**Requirements:** Count how many lines hold the string "comment". Give that number alone.

**Data shown:**
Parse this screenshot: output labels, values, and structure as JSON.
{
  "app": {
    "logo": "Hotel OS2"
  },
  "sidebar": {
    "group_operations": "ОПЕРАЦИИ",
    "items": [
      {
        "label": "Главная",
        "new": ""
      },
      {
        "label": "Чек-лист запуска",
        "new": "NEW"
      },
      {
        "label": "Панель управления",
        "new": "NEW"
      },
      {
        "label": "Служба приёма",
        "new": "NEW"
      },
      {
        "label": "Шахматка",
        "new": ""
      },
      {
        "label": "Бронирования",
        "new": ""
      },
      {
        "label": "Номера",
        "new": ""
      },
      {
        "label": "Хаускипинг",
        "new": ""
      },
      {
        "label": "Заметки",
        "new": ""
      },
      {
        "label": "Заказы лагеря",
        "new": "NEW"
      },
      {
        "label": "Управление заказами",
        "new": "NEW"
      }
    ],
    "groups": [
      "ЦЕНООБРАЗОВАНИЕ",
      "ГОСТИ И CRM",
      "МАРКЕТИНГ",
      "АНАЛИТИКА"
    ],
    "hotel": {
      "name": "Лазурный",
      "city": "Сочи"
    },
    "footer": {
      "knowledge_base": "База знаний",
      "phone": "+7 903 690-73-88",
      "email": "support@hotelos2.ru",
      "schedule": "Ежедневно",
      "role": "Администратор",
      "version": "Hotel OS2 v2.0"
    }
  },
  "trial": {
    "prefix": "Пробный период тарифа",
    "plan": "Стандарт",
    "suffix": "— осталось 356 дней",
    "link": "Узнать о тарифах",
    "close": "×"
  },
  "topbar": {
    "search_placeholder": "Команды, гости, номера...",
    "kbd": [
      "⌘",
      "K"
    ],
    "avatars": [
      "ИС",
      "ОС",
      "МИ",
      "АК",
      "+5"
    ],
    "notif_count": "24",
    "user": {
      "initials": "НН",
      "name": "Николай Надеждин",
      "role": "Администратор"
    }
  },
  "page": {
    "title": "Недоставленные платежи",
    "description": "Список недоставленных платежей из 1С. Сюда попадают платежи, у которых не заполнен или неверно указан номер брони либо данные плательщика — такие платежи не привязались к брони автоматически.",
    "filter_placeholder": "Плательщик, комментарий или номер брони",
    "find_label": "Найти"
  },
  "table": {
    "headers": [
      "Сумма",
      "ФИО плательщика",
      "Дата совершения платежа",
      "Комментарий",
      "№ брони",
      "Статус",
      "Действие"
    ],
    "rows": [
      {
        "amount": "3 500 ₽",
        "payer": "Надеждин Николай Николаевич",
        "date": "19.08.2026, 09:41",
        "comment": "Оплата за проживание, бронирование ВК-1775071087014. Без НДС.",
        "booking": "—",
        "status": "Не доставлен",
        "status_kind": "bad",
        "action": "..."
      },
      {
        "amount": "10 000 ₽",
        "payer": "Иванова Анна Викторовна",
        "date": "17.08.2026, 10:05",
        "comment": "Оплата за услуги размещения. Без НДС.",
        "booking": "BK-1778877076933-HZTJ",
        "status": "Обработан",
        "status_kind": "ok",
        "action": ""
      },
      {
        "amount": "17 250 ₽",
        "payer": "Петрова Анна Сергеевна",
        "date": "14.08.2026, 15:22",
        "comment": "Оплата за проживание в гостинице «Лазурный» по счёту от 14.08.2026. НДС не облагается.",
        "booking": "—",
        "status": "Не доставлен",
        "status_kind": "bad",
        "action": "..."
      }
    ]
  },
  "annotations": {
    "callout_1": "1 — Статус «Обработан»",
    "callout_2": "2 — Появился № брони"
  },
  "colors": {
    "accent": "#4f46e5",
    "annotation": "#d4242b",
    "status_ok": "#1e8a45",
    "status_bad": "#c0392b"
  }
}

**Task solution:** 3